-------- Data for this exercise

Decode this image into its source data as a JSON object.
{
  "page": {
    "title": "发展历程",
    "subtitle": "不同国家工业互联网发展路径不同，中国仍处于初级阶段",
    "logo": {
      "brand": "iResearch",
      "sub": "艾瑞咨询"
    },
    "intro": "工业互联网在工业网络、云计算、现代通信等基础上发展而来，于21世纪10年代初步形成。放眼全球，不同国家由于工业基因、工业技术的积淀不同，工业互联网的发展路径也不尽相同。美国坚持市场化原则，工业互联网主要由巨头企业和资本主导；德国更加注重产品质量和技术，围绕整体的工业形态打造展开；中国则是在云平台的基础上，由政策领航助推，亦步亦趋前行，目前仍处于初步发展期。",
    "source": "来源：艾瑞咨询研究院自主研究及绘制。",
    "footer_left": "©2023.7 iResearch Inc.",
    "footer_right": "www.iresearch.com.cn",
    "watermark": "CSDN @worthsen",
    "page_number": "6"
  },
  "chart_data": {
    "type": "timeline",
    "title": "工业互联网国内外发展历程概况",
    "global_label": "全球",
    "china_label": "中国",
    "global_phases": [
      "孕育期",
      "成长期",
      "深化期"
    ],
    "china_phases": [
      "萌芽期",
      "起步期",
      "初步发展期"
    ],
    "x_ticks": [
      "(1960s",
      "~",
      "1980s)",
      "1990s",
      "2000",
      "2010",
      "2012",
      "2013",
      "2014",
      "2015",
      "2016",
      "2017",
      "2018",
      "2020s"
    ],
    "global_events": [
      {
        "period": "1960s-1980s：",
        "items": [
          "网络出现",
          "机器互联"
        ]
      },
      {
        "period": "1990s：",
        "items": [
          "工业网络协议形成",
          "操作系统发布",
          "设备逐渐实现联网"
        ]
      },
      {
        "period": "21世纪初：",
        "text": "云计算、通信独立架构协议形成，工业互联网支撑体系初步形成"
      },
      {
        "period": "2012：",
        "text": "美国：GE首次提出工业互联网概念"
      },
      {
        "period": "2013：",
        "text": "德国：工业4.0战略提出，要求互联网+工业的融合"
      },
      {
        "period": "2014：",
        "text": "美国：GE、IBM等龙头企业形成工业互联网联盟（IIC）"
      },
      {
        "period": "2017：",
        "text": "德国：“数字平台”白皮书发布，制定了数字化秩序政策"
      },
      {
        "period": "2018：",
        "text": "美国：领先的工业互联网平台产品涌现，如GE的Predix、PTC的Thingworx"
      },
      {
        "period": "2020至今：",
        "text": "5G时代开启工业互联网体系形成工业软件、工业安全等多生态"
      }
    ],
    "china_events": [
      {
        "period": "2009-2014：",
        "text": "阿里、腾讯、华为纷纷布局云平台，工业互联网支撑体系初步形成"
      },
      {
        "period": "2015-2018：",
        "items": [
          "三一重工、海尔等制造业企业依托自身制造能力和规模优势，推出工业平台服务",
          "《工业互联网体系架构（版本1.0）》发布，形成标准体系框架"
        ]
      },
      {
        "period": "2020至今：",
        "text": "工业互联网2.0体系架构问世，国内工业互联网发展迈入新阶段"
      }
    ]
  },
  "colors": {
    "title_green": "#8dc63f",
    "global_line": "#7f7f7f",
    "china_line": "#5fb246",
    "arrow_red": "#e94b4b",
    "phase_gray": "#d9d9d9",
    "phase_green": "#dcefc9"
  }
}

----------------

▶ Short exercise:
Exactly as written, please output every entry.

▶ Result below:
Decode this image into its source data as a JSON object.
{
  "page": {
    "title": "发展历程",
    "subtitle": "不同国家工业互联网发展路径不同，中国仍处于初级阶段",
    "logo": {
      "brand": "iResearch",
      "sub": "艾瑞咨询"
    },
    "intro": "工业互联网在工业网络、云计算、现代通信等基础上发展而来，于21世纪10年代初步形成。放眼全球，不同国家由于工业基因、工业技术的积淀不同，工业互联网的发展路径也不尽相同。美国坚持市场化原则，工业互联网主要由巨头企业和资本主导；德国更加注重产品质量和技术，围绕整体的工业形态打造展开；中国则是在云平台的基础上，由政策领航助推，亦步亦趋前行，目前仍处于初步发展期。",
    "source": "来源：艾瑞咨询研究院自主研究及绘制。",
    "footer_left": "©2023.7 iResearch Inc.",
    "footer_right": "www.iresearch.com.cn",
    "watermark": "CSDN @worthsen",
    "page_number": "6"
  },
  "chart_data": {
    "type": "timeline",
    "title": "工业互联网国内外发展历程概况",
    "global_label": "全球",
    "china_label": "中国",
    "global_phases": [
      "孕育期",
      "成长期",
      "深化期"
    ],
    "china_phases": [
      "萌芽期",
      "起步期",
      "初步发展期"
    ],
    "x_ticks": [
      "(1960s",
      "~",
      "1980s)",
      "1990s",
      "2000",
      "2010",
      "2012",
      "2013",
      "2014",
      "2015",
      "2016",
      "2017",
      "2018",
      "2020s"
    ],
    "global_events": [
      {
        "period": "1960s-1980s：",
        "items": [
          "网络出现",
          "机器互联"
        ]
      },
      {
        "period": "1990s：",
        "items": [
          "工业网络协议形成",
          "操作系统发布",
          "设备逐渐实现联网"
        ]
      },
      {
        "period": "21世纪初：",
        "text": "云计算、通信独立架构协议形成，工业互联网支撑体系初步形成"
      },
      {
        "period": "2012：",
        "text": "美国：GE首次提出工业互联网概念"
      },
      {
        "period": "2013：",
        "text": "德国：工业4.0战略提出，要求互联网+工业的融合"
      },
      {
        "period": "2014：",
        "text": "美国：GE、IBM等龙头企业形成工业互联网联盟（IIC）"
      },
      {
        "period": "2017：",
        "text": "德国：“数字平台”白皮书发布，制定了数字化秩序政策"
      },
      {
        "period": "2018：",
        "text": "美国：领先的工业互联网平台产品涌现，如GE的Predix、PTC的Thingworx"
      },
      {
        "period": "2020至今：",
        "text": "5G时代开启工业互联网体系形成工业软件、工业安全等多生态"
      }
    ],
    "china_events": [
      {
        "period": "2009-2014：",
        "text": "阿里、腾讯、华为纷纷布局云平台，工业互联网支撑体系初步形成"
      },
      {
        "period": "2015-2018：",
        "items": [
          "三一重工、海尔等制造业企业依托自身制造能力和规模优势，推出工业平台服务",
          "《工业互联网体系架构（版本1.0）》发布，形成标准体系框架"
        ]
      },
      {
        "period": "2020至今：",
        "text": "工业互联网2.0体系架构问世，国内工业互联网发展迈入新阶段"
      }
    ]
  },
  "colors": {
    "title_green": "#8dc63f",
    "global_line": "#7f7f7f",
    "china_line": "#5fb246",
    "arrow_red": "#e94b4b",
    "phase_gray": "#d9d9d9",
    "phase_green": "#dcefc9"
  }
}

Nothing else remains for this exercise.